— start of Records for processing —

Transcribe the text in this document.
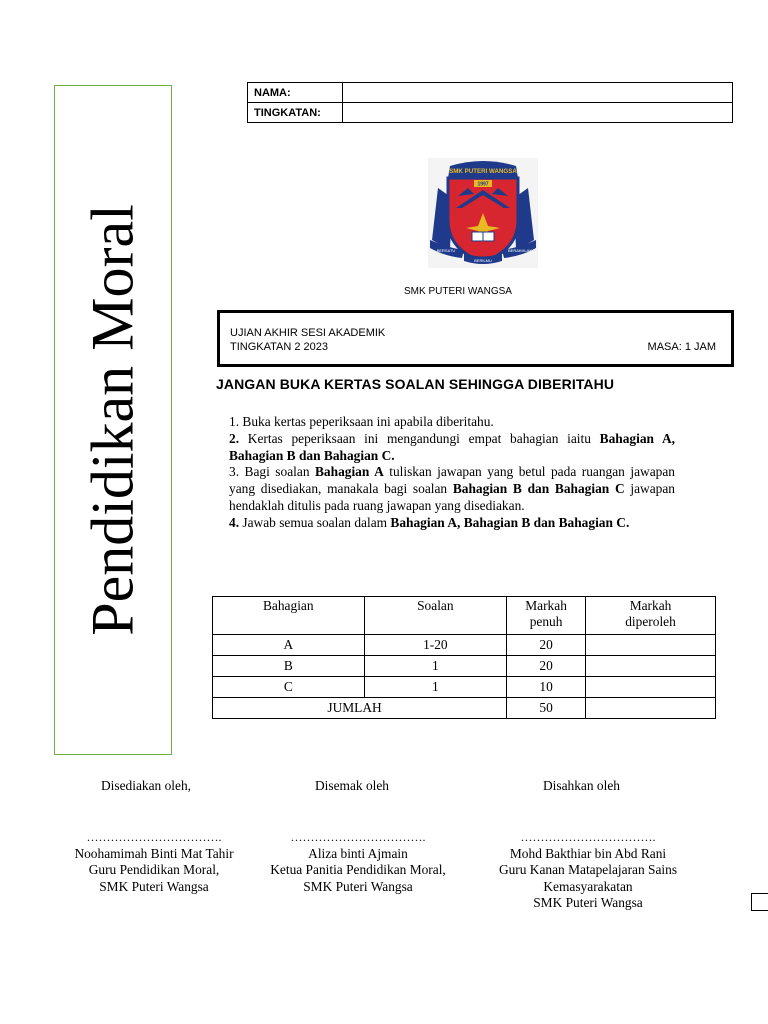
Pendidikan Moral
NAMA:	
TINGKATAN:	
SMK PUTERI WANGSA
1997
BERSATU	BERAKHLAK
BERILMU
SMK PUTERI WANGSA
UJIAN AKHIR SESI AKADEMIK
TINGKATAN 2 2023	MASA: 1 JAM
JANGAN BUKA KERTAS SOALAN SEHINGGA DIBERITAHU

1. Buka kertas peperiksaan ini apabila diberitahu.

2. Kertas peperiksaan ini mengandungi empat bahagian iaitu Bahagian A, Bahagian B dan Bahagian C.

3. Bagi soalan Bahagian A tuliskan jawapan yang betul pada ruangan jawapan yang disediakan, manakala bagi soalan Bahagian B dan Bahagian C jawapan hendaklah ditulis pada ruang jawapan yang disediakan.

4. Jawab semua soalan dalam Bahagian A, Bahagian B dan Bahagian C.

Bahagian	Soalan	Markah penuh	Markah diperoleh
A	1-20	20	
B	1	20	
C	1	10	
JUMLAH		50	
Disediakan oleh,	Disemak oleh	Disahkan oleh
…………………………….
Noohamimah Binti Mat Tahir
Guru Pendidikan Moral,
SMK Puteri Wangsa
…………………………….
Aliza binti Ajmain
Ketua Panitia Pendidikan Moral,
SMK Puteri Wangsa
…………………………….
Mohd Bakthiar bin Abd Rani
Guru Kanan Matapelajaran Sains Kemasyarakatan
SMK Puteri Wangsa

— end of Records for processing —

Omit the images and transcribe all of the records above word for word.

Transcribe the text in this document.
Pendidikan Moral
NAMA:	
TINGKATAN:	
SMK PUTERI WANGSA
1997
BERSATU	BERAKHLAK
BERILMU
SMK PUTERI WANGSA
UJIAN AKHIR SESI AKADEMIK
TINGKATAN 2 2023	MASA: 1 JAM
JANGAN BUKA KERTAS SOALAN SEHINGGA DIBERITAHU

1. Buka kertas peperiksaan ini apabila diberitahu.

2. Kertas peperiksaan ini mengandungi empat bahagian iaitu Bahagian A, Bahagian B dan Bahagian C.

3. Bagi soalan Bahagian A tuliskan jawapan yang betul pada ruangan jawapan yang disediakan, manakala bagi soalan Bahagian B dan Bahagian C jawapan hendaklah ditulis pada ruang jawapan yang disediakan.

4. Jawab semua soalan dalam Bahagian A, Bahagian B dan Bahagian C.

Bahagian	Soalan	Markah penuh	Markah diperoleh
A	1-20	20	
B	1	20	
C	1	10	
JUMLAH		50	
Disediakan oleh,	Disemak oleh	Disahkan oleh
…………………………….
Noohamimah Binti Mat Tahir
Guru Pendidikan Moral,
SMK Puteri Wangsa
…………………………….
Aliza binti Ajmain
Ketua Panitia Pendidikan Moral,
SMK Puteri Wangsa
…………………………….
Mohd Bakthiar bin Abd Rani
Guru Kanan Matapelajaran Sains Kemasyarakatan
SMK Puteri Wangsa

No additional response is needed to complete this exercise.